▶ **Entries provided**:
####

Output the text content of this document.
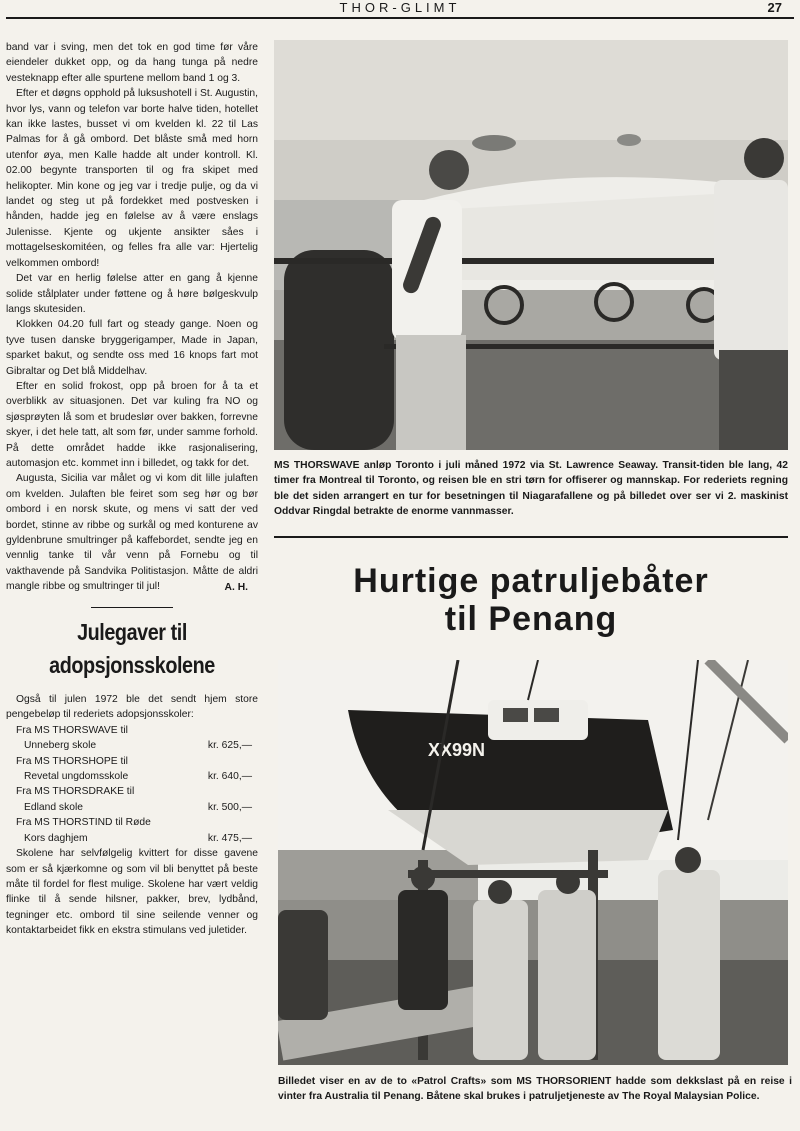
THOR-GLIMT	27

band var i sving, men det tok en god time før våre eiendeler dukket opp, og da hang tunga på nedre vesteknapp efter alle spurtene mellom band 1 og 3.

Efter et døgns opphold på luksushotell i St. Augustin, hvor lys, vann og telefon var borte halve tiden, hotellet kan ikke lastes, busset vi om kvelden kl. 22 til Las Palmas for å gå ombord. Det blåste små med horn utenfor øya, men Kalle hadde alt under kontroll. Kl. 02.00 begynte transporten til og fra skipet med helikopter. Min kone og jeg var i tredje pulje, og da vi landet og steg ut på fordekket med postvesken i hånden, hadde jeg en følelse av å være enslags Julenisse. Kjente og ukjente ansikter såes i mottagelseskomitéen, og felles fra alle var: Hjertelig velkommen ombord!

Det var en herlig følelse atter en gang å kjenne solide stålplater under føttene og å høre bølgeskvulp langs skutesiden.

Klokken 04.20 full fart og steady gange. Noen og tyve tusen danske bryggerigamper, Made in Japan, sparket bakut, og sendte oss med 16 knops fart mot Gibraltar og Det blå Middelhav.

Efter en solid frokost, opp på broen for å ta et overblikk av situasjonen. Det var kuling fra NO og sjøsprøyten lå som et brudeslør over bakken, forrevne skyer, i det hele tatt, alt som før, under samme forhold. På dette området hadde ikke rasjonalisering, automasjon etc. kommet inn i billedet, og takk for det.

Augusta, Sicilia var målet og vi kom dit lille julaften om kvelden. Julaften ble feiret som seg hør og bør ombord i en norsk skute, og mens vi satt der ved bordet, stinne av ribbe og surkål og med konturene av gyldenbrune smultringer på kaffebordet, sendte jeg en vennlig tanke til vår venn på Fornebu og til vakthavende på Sandvika Politistasjon. Måtte de aldri mangle ribbe og smultringer til jul!	A. H.
Julegaver til
adopsjonsskolene

Også til julen 1972 ble det sendt hjem store pengebeløp til rederiets adopsjonsskoler:

Fra MS THORSWAVE til
Unneberg skole	kr. 625,—
Fra MS THORSHOPE til
Revetal ungdomsskole	kr. 640,—
Fra MS THORSDRAKE til
Edland skole	kr. 500,—
Fra MS THORSTIND til Røde
Kors daghjem	kr. 475,—

Skolene har selvfølgelig kvittert for disse gavene som er så kjærkomne og som vil bli benyttet på beste måte til fordel for flest mulige. Skolene har vært veldig flinke til å sende hilsner, pakker, brev, lydbånd, tegninger etc. ombord til sine seilende venner og kontaktarbeidet fikk en ekstra stimulans ved juletider.

MS THORSWAVE anløp Toronto i juli måned 1972 via St. Lawrence Seaway. Transit-tiden ble lang, 42 timer fra Montreal til Toronto, og reisen ble en stri tørn for offiserer og mannskap. For rederiets regning ble det siden arrangert en tur for besetningen til Niagarafallene og på billedet over ser vi 2. maskinist Oddvar Ringdal betrakte de enorme vannmasser.
Hurtige patruljebåter
til Penang
XX99N
Billedet viser en av de to «Patrol Crafts» som MS THORSORIENT hadde som dekkslast på en reise i vinter fra Australia til Penang. Båtene skal brukes i patruljetjeneste av The Royal Malaysian Police.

####

Each line in the records above should be reproduced exactly; images are not copied.

▶ **Complete response**:
Output the text content of this document.
THOR-GLIMT	27

band var i sving, men det tok en god time før våre eiendeler dukket opp, og da hang tunga på nedre vesteknapp efter alle spurtene mellom band 1 og 3.

Efter et døgns opphold på luksushotell i St. Augustin, hvor lys, vann og telefon var borte halve tiden, hotellet kan ikke lastes, busset vi om kvelden kl. 22 til Las Palmas for å gå ombord. Det blåste små med horn utenfor øya, men Kalle hadde alt under kontroll. Kl. 02.00 begynte transporten til og fra skipet med helikopter. Min kone og jeg var i tredje pulje, og da vi landet og steg ut på fordekket med postvesken i hånden, hadde jeg en følelse av å være enslags Julenisse. Kjente og ukjente ansikter såes i mottagelseskomitéen, og felles fra alle var: Hjertelig velkommen ombord!

Det var en herlig følelse atter en gang å kjenne solide stålplater under føttene og å høre bølgeskvulp langs skutesiden.

Klokken 04.20 full fart og steady gange. Noen og tyve tusen danske bryggerigamper, Made in Japan, sparket bakut, og sendte oss med 16 knops fart mot Gibraltar og Det blå Middelhav.

Efter en solid frokost, opp på broen for å ta et overblikk av situasjonen. Det var kuling fra NO og sjøsprøyten lå som et brudeslør over bakken, forrevne skyer, i det hele tatt, alt som før, under samme forhold. På dette området hadde ikke rasjonalisering, automasjon etc. kommet inn i billedet, og takk for det.

Augusta, Sicilia var målet og vi kom dit lille julaften om kvelden. Julaften ble feiret som seg hør og bør ombord i en norsk skute, og mens vi satt der ved bordet, stinne av ribbe og surkål og med konturene av gyldenbrune smultringer på kaffebordet, sendte jeg en vennlig tanke til vår venn på Fornebu og til vakthavende på Sandvika Politistasjon. Måtte de aldri mangle ribbe og smultringer til jul!	A. H.
Julegaver til
adopsjonsskolene

Også til julen 1972 ble det sendt hjem store pengebeløp til rederiets adopsjonsskoler:

Fra MS THORSWAVE til
Unneberg skole	kr. 625,—
Fra MS THORSHOPE til
Revetal ungdomsskole	kr. 640,—
Fra MS THORSDRAKE til
Edland skole	kr. 500,—
Fra MS THORSTIND til Røde
Kors daghjem	kr. 475,—

Skolene har selvfølgelig kvittert for disse gavene som er så kjærkomne og som vil bli benyttet på beste måte til fordel for flest mulige. Skolene har vært veldig flinke til å sende hilsner, pakker, brev, lydbånd, tegninger etc. ombord til sine seilende venner og kontaktarbeidet fikk en ekstra stimulans ved juletider.

MS THORSWAVE anløp Toronto i juli måned 1972 via St. Lawrence Seaway. Transit-tiden ble lang, 42 timer fra Montreal til Toronto, og reisen ble en stri tørn for offiserer og mannskap. For rederiets regning ble det siden arrangert en tur for besetningen til Niagarafallene og på billedet over ser vi 2. maskinist Oddvar Ringdal betrakte de enorme vannmasser.
Hurtige patruljebåter
til Penang
XX99N
Billedet viser en av de to «Patrol Crafts» som MS THORSORIENT hadde som dekkslast på en reise i vinter fra Australia til Penang. Båtene skal brukes i patruljetjeneste av The Royal Malaysian Police.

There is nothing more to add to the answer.